- _Set task_
Using the listing below, please gather every line containing the word "размере".

- _The input_
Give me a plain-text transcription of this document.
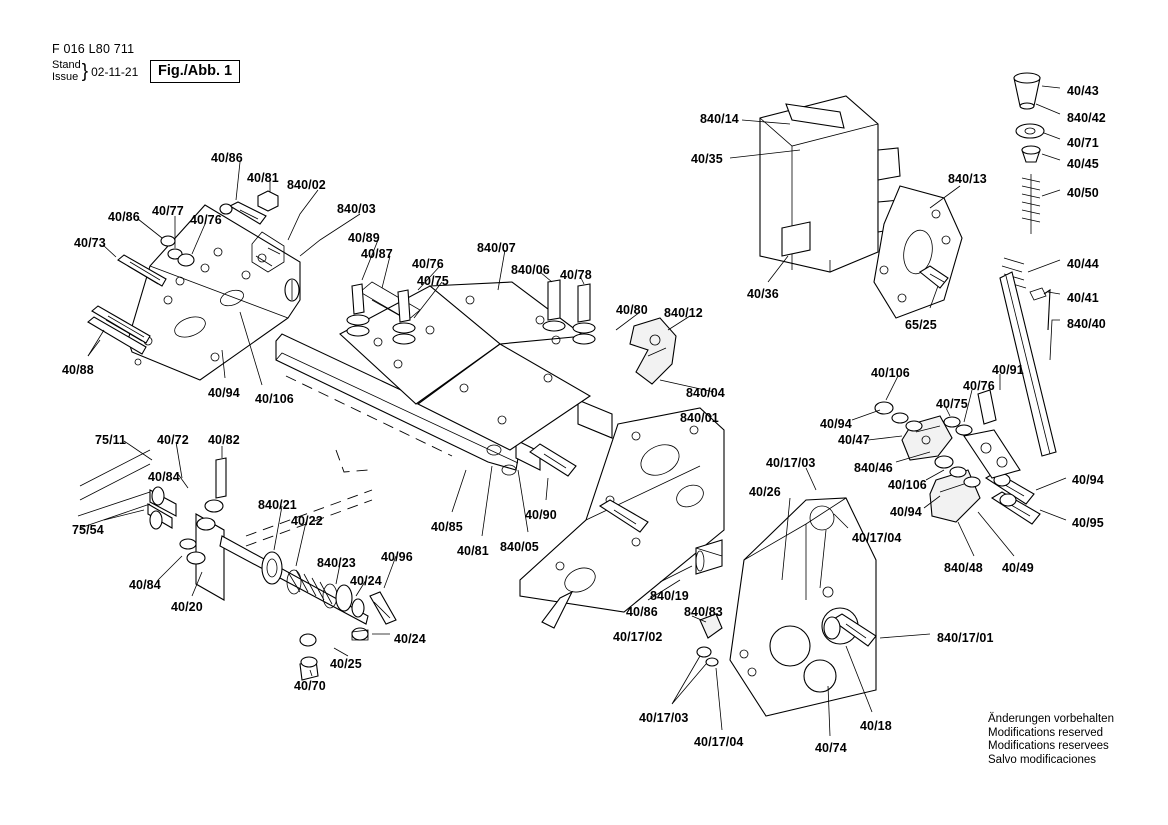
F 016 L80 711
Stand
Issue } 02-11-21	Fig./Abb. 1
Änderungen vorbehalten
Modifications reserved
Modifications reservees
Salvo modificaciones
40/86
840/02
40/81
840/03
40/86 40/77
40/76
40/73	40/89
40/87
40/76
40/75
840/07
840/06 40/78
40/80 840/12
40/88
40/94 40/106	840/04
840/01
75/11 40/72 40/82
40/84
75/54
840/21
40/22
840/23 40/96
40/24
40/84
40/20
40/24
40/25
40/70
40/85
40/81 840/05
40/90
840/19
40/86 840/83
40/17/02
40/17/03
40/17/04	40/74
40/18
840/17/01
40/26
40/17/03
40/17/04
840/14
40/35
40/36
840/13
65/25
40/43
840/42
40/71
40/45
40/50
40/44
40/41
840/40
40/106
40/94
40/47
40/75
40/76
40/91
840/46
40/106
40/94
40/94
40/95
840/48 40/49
--
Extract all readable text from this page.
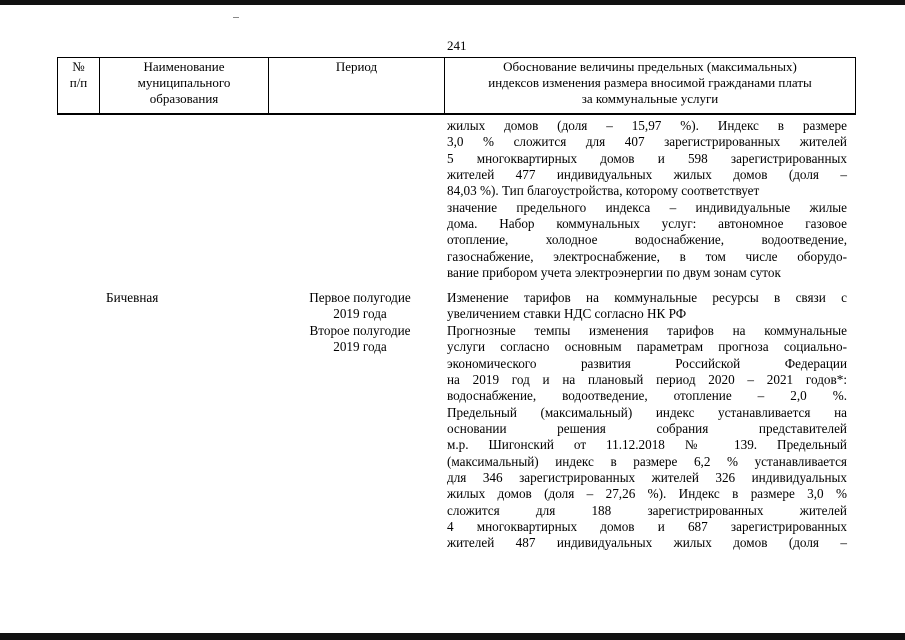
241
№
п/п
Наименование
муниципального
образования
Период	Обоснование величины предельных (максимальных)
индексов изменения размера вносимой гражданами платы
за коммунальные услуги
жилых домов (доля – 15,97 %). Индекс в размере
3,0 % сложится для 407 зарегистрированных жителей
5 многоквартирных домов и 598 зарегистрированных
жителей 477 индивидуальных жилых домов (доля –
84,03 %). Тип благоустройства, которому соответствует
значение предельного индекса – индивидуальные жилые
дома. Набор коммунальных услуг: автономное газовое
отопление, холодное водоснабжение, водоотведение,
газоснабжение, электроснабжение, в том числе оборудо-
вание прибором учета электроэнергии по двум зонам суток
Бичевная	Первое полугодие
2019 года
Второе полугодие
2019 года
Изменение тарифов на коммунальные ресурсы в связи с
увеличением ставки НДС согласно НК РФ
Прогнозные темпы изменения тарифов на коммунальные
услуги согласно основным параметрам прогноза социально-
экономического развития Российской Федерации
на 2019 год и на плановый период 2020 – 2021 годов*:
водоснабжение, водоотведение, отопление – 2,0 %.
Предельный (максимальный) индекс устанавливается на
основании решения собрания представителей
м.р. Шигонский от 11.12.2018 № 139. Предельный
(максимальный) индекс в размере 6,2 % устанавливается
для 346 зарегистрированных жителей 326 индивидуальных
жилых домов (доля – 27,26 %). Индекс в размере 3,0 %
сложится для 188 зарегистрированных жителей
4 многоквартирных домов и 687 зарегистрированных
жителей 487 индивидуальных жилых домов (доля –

- _Answer to the exercise_
жилых домов (доля – 15,97 %). Индекс в размере
(максимальный) индекс в размере 6,2 % устанавливается
жилых домов (доля – 27,26 %). Индекс в размере 3,0 %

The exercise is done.